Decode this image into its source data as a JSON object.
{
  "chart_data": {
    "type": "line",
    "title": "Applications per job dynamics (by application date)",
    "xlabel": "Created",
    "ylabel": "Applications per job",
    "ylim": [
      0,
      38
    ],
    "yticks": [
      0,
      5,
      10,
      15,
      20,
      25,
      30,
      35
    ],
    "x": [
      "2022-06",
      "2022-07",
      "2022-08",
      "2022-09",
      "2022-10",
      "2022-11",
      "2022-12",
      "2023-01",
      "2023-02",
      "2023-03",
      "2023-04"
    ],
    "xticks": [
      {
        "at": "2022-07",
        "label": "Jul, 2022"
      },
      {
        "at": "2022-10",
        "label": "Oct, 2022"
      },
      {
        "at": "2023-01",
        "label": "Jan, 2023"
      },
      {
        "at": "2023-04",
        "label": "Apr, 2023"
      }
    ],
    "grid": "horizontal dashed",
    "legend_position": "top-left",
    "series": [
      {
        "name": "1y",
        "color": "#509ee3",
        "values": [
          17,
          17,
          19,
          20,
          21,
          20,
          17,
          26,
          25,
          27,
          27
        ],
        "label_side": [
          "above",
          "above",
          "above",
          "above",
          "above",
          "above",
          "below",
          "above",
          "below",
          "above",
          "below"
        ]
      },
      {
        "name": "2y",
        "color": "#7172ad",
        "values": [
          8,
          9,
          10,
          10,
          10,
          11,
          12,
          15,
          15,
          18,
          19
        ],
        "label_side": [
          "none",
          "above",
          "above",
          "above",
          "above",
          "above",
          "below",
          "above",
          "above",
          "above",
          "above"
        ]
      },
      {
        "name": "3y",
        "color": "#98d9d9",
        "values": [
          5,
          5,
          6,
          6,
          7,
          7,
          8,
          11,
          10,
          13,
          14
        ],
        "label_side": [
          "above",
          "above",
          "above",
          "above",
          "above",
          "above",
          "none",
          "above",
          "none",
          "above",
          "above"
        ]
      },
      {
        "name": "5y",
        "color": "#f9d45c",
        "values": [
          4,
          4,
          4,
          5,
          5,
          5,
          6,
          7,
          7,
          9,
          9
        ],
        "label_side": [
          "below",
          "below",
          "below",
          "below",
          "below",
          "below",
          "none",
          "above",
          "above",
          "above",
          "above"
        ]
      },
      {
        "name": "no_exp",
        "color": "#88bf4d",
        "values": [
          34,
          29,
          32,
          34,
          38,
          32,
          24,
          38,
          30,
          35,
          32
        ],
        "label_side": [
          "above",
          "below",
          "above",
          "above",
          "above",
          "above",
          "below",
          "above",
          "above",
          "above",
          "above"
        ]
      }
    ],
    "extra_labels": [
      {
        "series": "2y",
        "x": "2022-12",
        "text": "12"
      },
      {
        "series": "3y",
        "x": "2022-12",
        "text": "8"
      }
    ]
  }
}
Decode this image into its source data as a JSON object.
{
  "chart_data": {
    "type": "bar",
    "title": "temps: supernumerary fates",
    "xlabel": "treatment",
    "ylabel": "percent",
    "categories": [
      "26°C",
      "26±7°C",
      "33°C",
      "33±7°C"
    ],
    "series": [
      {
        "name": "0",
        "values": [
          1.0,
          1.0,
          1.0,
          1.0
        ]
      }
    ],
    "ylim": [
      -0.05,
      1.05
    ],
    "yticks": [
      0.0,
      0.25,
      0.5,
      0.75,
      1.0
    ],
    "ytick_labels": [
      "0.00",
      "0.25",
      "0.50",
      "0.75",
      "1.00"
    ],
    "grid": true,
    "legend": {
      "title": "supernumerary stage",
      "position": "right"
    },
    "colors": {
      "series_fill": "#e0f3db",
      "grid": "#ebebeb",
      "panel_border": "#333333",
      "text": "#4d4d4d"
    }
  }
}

■ Goal of the exercise:
Give back all the records exactly as they stand.

■ Solution to the problem:
Decode this image into its source data as a JSON object.
{
  "chart_data": {
    "type": "line",
    "title": "Applications per job dynamics (by application date)",
    "xlabel": "Created",
    "ylabel": "Applications per job",
    "ylim": [
      0,
      38
    ],
    "yticks": [
      0,
      5,
      10,
      15,
      20,
      25,
      30,
      35
    ],
    "x": [
      "2022-06",
      "2022-07",
      "2022-08",
      "2022-09",
      "2022-10",
      "2022-11",
      "2022-12",
      "2023-01",
      "2023-02",
      "2023-03",
      "2023-04"
    ],
    "xticks": [
      {
        "at": "2022-07",
        "label": "Jul, 2022"
      },
      {
        "at": "2022-10",
        "label": "Oct, 2022"
      },
      {
        "at": "2023-01",
        "label": "Jan, 2023"
      },
      {
        "at": "2023-04",
        "label": "Apr, 2023"
      }
    ],
    "grid": "horizontal dashed",
    "legend_position": "top-left",
    "series": [
      {
        "name": "1y",
        "color": "#509ee3",
        "values": [
          17,
          17,
          19,
          20,
          21,
          20,
          17,
          26,
          25,
          27,
          27
        ],
        "label_side": [
          "above",
          "above",
          "above",
          "above",
          "above",
          "above",
          "below",
          "above",
          "below",
          "above",
          "below"
        ]
      },
      {
        "name": "2y",
        "color": "#7172ad",
        "values": [
          8,
          9,
          10,
          10,
          10,
          11,
          12,
          15,
          15,
          18,
          19
        ],
        "label_side": [
          "none",
          "above",
          "above",
          "above",
          "above",
          "above",
          "below",
          "above",
          "above",
          "above",
          "above"
        ]
      },
      {
        "name": "3y",
        "color": "#98d9d9",
        "values": [
          5,
          5,
          6,
          6,
          7,
          7,
          8,
          11,
          10,
          13,
          14
        ],
        "label_side": [
          "above",
          "above",
          "above",
          "above",
          "above",
          "above",
          "none",
          "above",
          "none",
          "above",
          "above"
        ]
      },
      {
        "name": "5y",
        "color": "#f9d45c",
        "values": [
          4,
          4,
          4,
          5,
          5,
          5,
          6,
          7,
          7,
          9,
          9
        ],
        "label_side": [
          "below",
          "below",
          "below",
          "below",
          "below",
          "below",
          "none",
          "above",
          "above",
          "above",
          "above"
        ]
      },
      {
        "name": "no_exp",
        "color": "#88bf4d",
        "values": [
          34,
          29,
          32,
          34,
          38,
          32,
          24,
          38,
          30,
          35,
          32
        ],
        "label_side": [
          "above",
          "below",
          "above",
          "above",
          "above",
          "above",
          "below",
          "above",
          "above",
          "above",
          "above"
        ]
      }
    ],
    "extra_labels": [
      {
        "series": "2y",
        "x": "2022-12",
        "text": "12"
      },
      {
        "series": "3y",
        "x": "2022-12",
        "text": "8"
      }
    ]
  }
}
Decode this image into its source data as a JSON object.
{
  "chart_data": {
    "type": "bar",
    "title": "temps: supernumerary fates",
    "xlabel": "treatment",
    "ylabel": "percent",
    "categories": [
      "26°C",
      "26±7°C",
      "33°C",
      "33±7°C"
    ],
    "series": [
      {
        "name": "0",
        "values": [
          1.0,
          1.0,
          1.0,
          1.0
        ]
      }
    ],
    "ylim": [
      -0.05,
      1.05
    ],
    "yticks": [
      0.0,
      0.25,
      0.5,
      0.75,
      1.0
    ],
    "ytick_labels": [
      "0.00",
      "0.25",
      "0.50",
      "0.75",
      "1.00"
    ],
    "grid": true,
    "legend": {
      "title": "supernumerary stage",
      "position": "right"
    },
    "colors": {
      "series_fill": "#e0f3db",
      "grid": "#ebebeb",
      "panel_border": "#333333",
      "text": "#4d4d4d"
    }
  }
}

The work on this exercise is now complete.